*Stated problem*.
Copy every one of the rows below word for word, and leave the pictures out of your copy.
>> BEGIN
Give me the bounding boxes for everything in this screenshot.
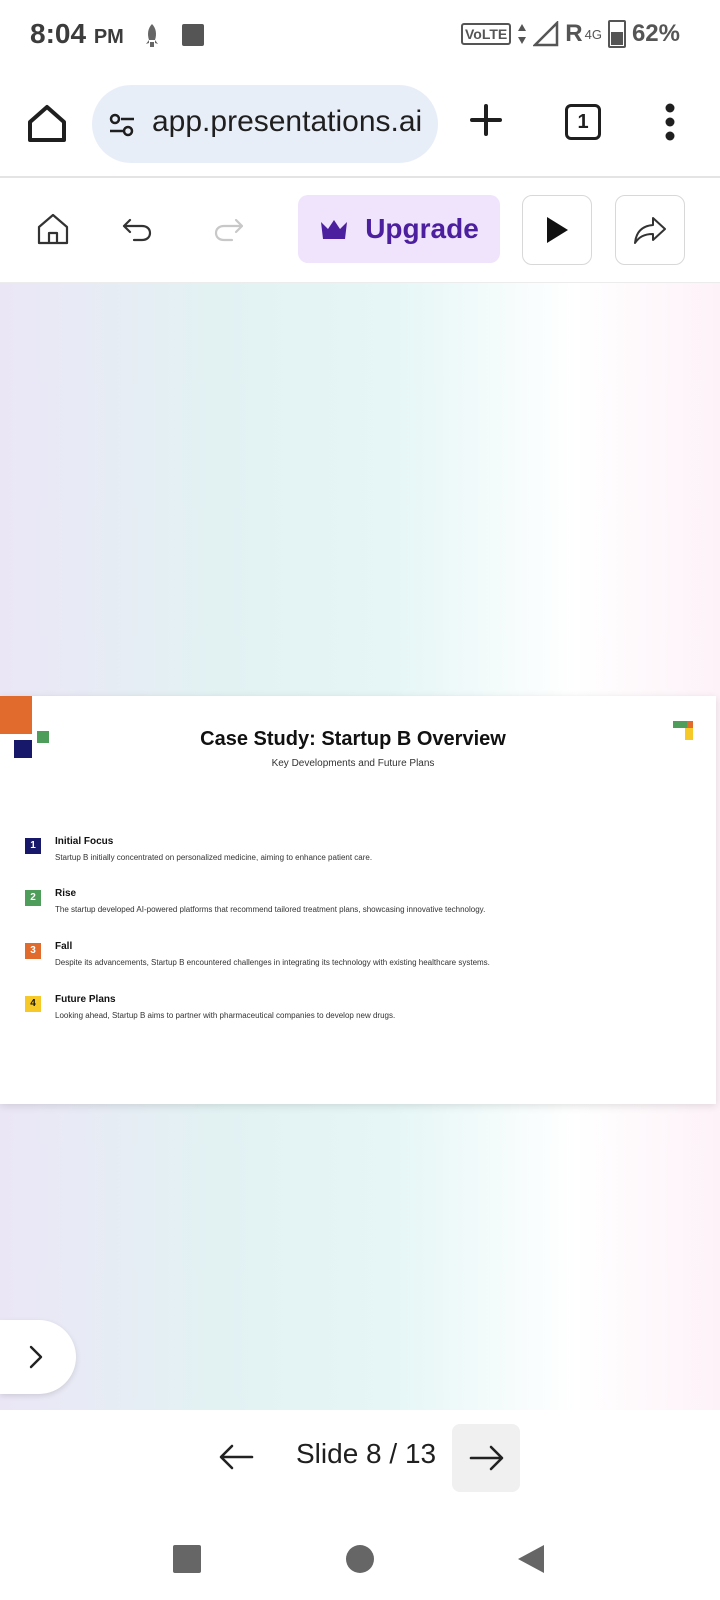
item-heading: Initial Focus bbox=[55, 836, 114, 847]
item-number-badge: 2 bbox=[25, 890, 41, 906]
battery-percent: 62% bbox=[631, 20, 680, 47]
network-gen: 4G bbox=[584, 26, 602, 42]
more-menu-icon[interactable] bbox=[664, 102, 676, 142]
list-item[interactable]: 1 Initial Focus Startup B initially conc… bbox=[25, 836, 705, 876]
home-nav-icon[interactable] bbox=[346, 1545, 374, 1573]
undo-icon[interactable] bbox=[118, 210, 156, 248]
slide-navigation: Slide 8 / 13 bbox=[0, 1410, 720, 1530]
data-arrows-icon bbox=[518, 24, 527, 44]
upgrade-label: Upgrade bbox=[365, 213, 479, 244]
item-number-badge: 3 bbox=[25, 943, 41, 959]
item-number-badge: 1 bbox=[25, 838, 41, 854]
app-toolbar: Upgrade bbox=[0, 178, 720, 283]
android-nav-bar bbox=[0, 1530, 720, 1600]
status-time: 8:04 PM bbox=[30, 18, 124, 50]
slide-panel-toggle[interactable] bbox=[0, 1320, 76, 1394]
upgrade-button[interactable]: Upgrade bbox=[298, 195, 500, 263]
slide-subtitle[interactable]: Key Developments and Future Plans bbox=[0, 758, 706, 769]
item-description: Startup B initially concentrated on pers… bbox=[55, 853, 373, 862]
rocket-icon bbox=[146, 24, 158, 47]
editor-canvas: Case Study: Startup B Overview Key Devel… bbox=[0, 283, 720, 1410]
list-item[interactable]: 4 Future Plans Looking ahead, Startup B … bbox=[25, 994, 705, 1034]
list-item[interactable]: 2 Rise The startup developed AI-powered … bbox=[25, 888, 705, 928]
slide-title[interactable]: Case Study: Startup B Overview bbox=[0, 728, 706, 751]
item-heading: Rise bbox=[55, 888, 77, 899]
item-description: Looking ahead, Startup B aims to partner… bbox=[55, 1011, 396, 1020]
slide[interactable]: Case Study: Startup B Overview Key Devel… bbox=[0, 696, 716, 1104]
tab-switcher-button[interactable]: 1 bbox=[565, 104, 601, 140]
status-bar: 8:04 PM VoLTE R 4G 62% bbox=[0, 0, 720, 72]
item-number-badge: 4 bbox=[25, 996, 41, 1012]
app-home-icon[interactable] bbox=[34, 210, 72, 248]
item-heading: Future Plans bbox=[55, 994, 116, 1005]
site-settings-icon[interactable] bbox=[106, 109, 138, 141]
next-slide-button[interactable] bbox=[452, 1424, 520, 1492]
share-arrow-icon bbox=[634, 217, 666, 244]
clock-ampm: PM bbox=[93, 26, 124, 48]
previous-slide-icon[interactable] bbox=[212, 1432, 262, 1482]
url-bar[interactable]: app.presentations.ai bbox=[92, 85, 438, 163]
status-icons: VoLTE R 4G 62% bbox=[461, 20, 680, 48]
redo-icon[interactable] bbox=[210, 210, 248, 248]
back-icon[interactable] bbox=[516, 1543, 546, 1575]
browser-home-icon[interactable] bbox=[26, 102, 68, 144]
url-text: app.presentations.ai bbox=[152, 105, 423, 138]
list-item[interactable]: 3 Fall Despite its advancements, Startup… bbox=[25, 941, 705, 981]
play-icon bbox=[547, 217, 568, 243]
battery-icon bbox=[607, 20, 626, 48]
slide-decoration bbox=[673, 721, 687, 728]
notification-square-icon bbox=[182, 24, 204, 46]
signal-icon bbox=[533, 21, 559, 47]
slide-decoration bbox=[687, 721, 693, 728]
present-button[interactable] bbox=[522, 195, 592, 265]
clock-time: 8:04 bbox=[30, 18, 87, 49]
share-button[interactable] bbox=[615, 195, 685, 265]
item-description: The startup developed AI-powered platfor… bbox=[55, 905, 486, 914]
item-heading: Fall bbox=[55, 941, 73, 952]
next-slide-icon bbox=[469, 1445, 504, 1471]
recents-icon[interactable] bbox=[173, 1545, 201, 1573]
browser-toolbar: app.presentations.ai 1 bbox=[0, 72, 720, 178]
crown-icon bbox=[321, 220, 348, 239]
roaming-indicator: R bbox=[565, 20, 583, 47]
chevron-right-icon bbox=[29, 1345, 43, 1369]
slide-counter: Slide 8 / 13 bbox=[296, 1438, 437, 1469]
new-tab-icon[interactable] bbox=[468, 102, 504, 138]
item-description: Despite its advancements, Startup B enco… bbox=[55, 958, 490, 967]
volte-badge: VoLTE bbox=[461, 23, 512, 45]
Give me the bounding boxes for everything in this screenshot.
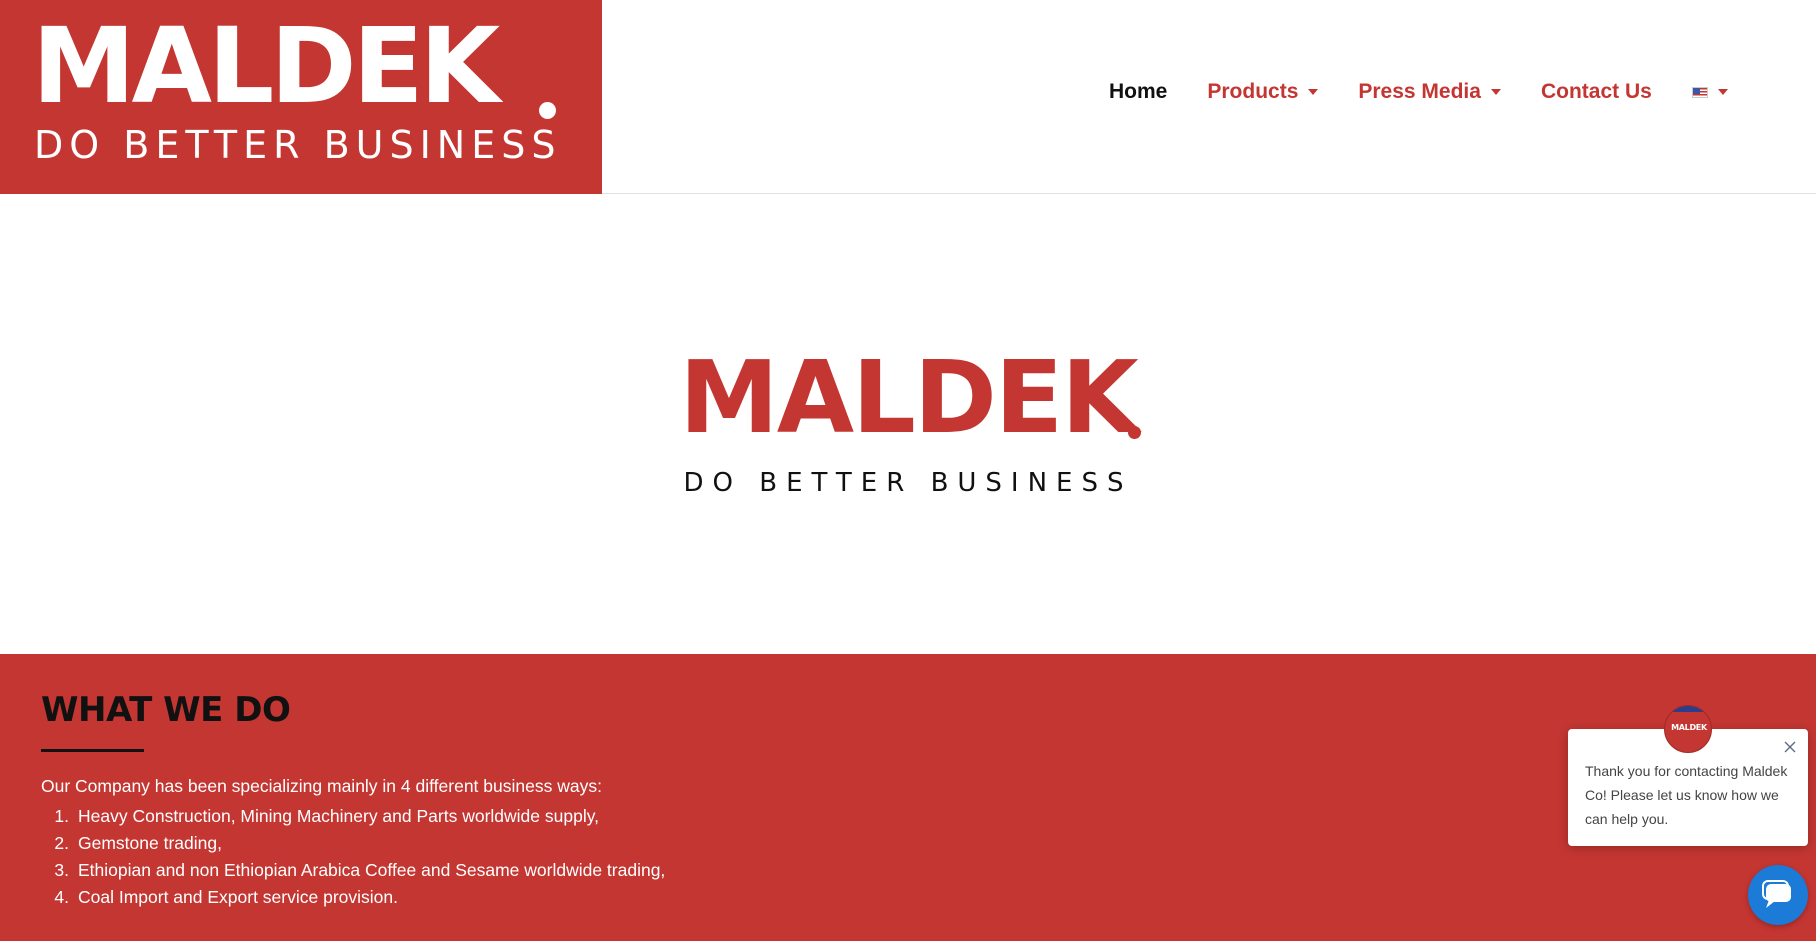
>> END
*The solution*.
Give me the bounding boxes for everything in this screenshot.
item-heading: Initial Focus bbox=[55, 836, 114, 847]
item-number-badge: 2 bbox=[25, 890, 41, 906]
battery-percent: 62% bbox=[631, 20, 680, 47]
network-gen: 4G bbox=[584, 26, 602, 42]
more-menu-icon[interactable] bbox=[664, 102, 676, 142]
list-item[interactable]: 1 Initial Focus Startup B initially conc… bbox=[25, 836, 705, 876]
home-nav-icon[interactable] bbox=[346, 1545, 374, 1573]
undo-icon[interactable] bbox=[118, 210, 156, 248]
slide-navigation: Slide 8 / 13 bbox=[0, 1410, 720, 1530]
data-arrows-icon bbox=[518, 24, 527, 44]
upgrade-label: Upgrade bbox=[365, 213, 479, 244]
item-number-badge: 3 bbox=[25, 943, 41, 959]
item-number-badge: 1 bbox=[25, 838, 41, 854]
app-toolbar: Upgrade bbox=[0, 178, 720, 283]
android-nav-bar bbox=[0, 1530, 720, 1600]
status-time: 8:04 PM bbox=[30, 18, 124, 50]
slide-panel-toggle[interactable] bbox=[0, 1320, 76, 1394]
upgrade-button[interactable]: Upgrade bbox=[298, 195, 500, 263]
slide-subtitle[interactable]: Key Developments and Future Plans bbox=[0, 758, 706, 769]
item-description: Startup B initially concentrated on pers… bbox=[55, 853, 373, 862]
rocket-icon bbox=[146, 24, 158, 47]
editor-canvas: Case Study: Startup B Overview Key Devel… bbox=[0, 283, 720, 1410]
list-item[interactable]: 4 Future Plans Looking ahead, Startup B … bbox=[25, 994, 705, 1034]
list-item[interactable]: 2 Rise The startup developed AI-powered … bbox=[25, 888, 705, 928]
slide-title[interactable]: Case Study: Startup B Overview bbox=[0, 728, 706, 751]
item-heading: Rise bbox=[55, 888, 77, 899]
item-description: Looking ahead, Startup B aims to partner… bbox=[55, 1011, 396, 1020]
slide[interactable]: Case Study: Startup B Overview Key Devel… bbox=[0, 696, 716, 1104]
tab-switcher-button[interactable]: 1 bbox=[565, 104, 601, 140]
status-bar: 8:04 PM VoLTE R 4G 62% bbox=[0, 0, 720, 72]
item-number-badge: 4 bbox=[25, 996, 41, 1012]
app-home-icon[interactable] bbox=[34, 210, 72, 248]
item-heading: Future Plans bbox=[55, 994, 116, 1005]
site-settings-icon[interactable] bbox=[106, 109, 138, 141]
next-slide-button[interactable] bbox=[452, 1424, 520, 1492]
share-arrow-icon bbox=[634, 217, 666, 244]
clock-ampm: PM bbox=[93, 26, 124, 48]
previous-slide-icon[interactable] bbox=[212, 1432, 262, 1482]
url-bar[interactable]: app.presentations.ai bbox=[92, 85, 438, 163]
status-icons: VoLTE R 4G 62% bbox=[461, 20, 680, 48]
redo-icon[interactable] bbox=[210, 210, 248, 248]
back-icon[interactable] bbox=[516, 1543, 546, 1575]
browser-home-icon[interactable] bbox=[26, 102, 68, 144]
url-text: app.presentations.ai bbox=[152, 105, 423, 138]
list-item[interactable]: 3 Fall Despite its advancements, Startup… bbox=[25, 941, 705, 981]
play-icon bbox=[547, 217, 568, 243]
battery-icon bbox=[607, 20, 626, 48]
slide-decoration bbox=[673, 721, 687, 728]
notification-square-icon bbox=[182, 24, 204, 46]
signal-icon bbox=[533, 21, 559, 47]
slide-decoration bbox=[687, 721, 693, 728]
present-button[interactable] bbox=[522, 195, 592, 265]
clock-time: 8:04 bbox=[30, 18, 87, 49]
share-button[interactable] bbox=[615, 195, 685, 265]
item-description: The startup developed AI-powered platfor… bbox=[55, 905, 486, 914]
item-heading: Fall bbox=[55, 941, 73, 952]
next-slide-icon bbox=[469, 1445, 504, 1471]
recents-icon[interactable] bbox=[173, 1545, 201, 1573]
browser-toolbar: app.presentations.ai 1 bbox=[0, 72, 720, 178]
crown-icon bbox=[321, 220, 348, 239]
roaming-indicator: R bbox=[565, 20, 583, 47]
chevron-right-icon bbox=[29, 1345, 43, 1369]
slide-counter: Slide 8 / 13 bbox=[296, 1438, 437, 1469]
new-tab-icon[interactable] bbox=[468, 102, 504, 138]
item-description: Despite its advancements, Startup B enco… bbox=[55, 958, 490, 967]
volte-badge: VoLTE bbox=[461, 23, 512, 45]
Give me the bounding boxes for everything in this screenshot.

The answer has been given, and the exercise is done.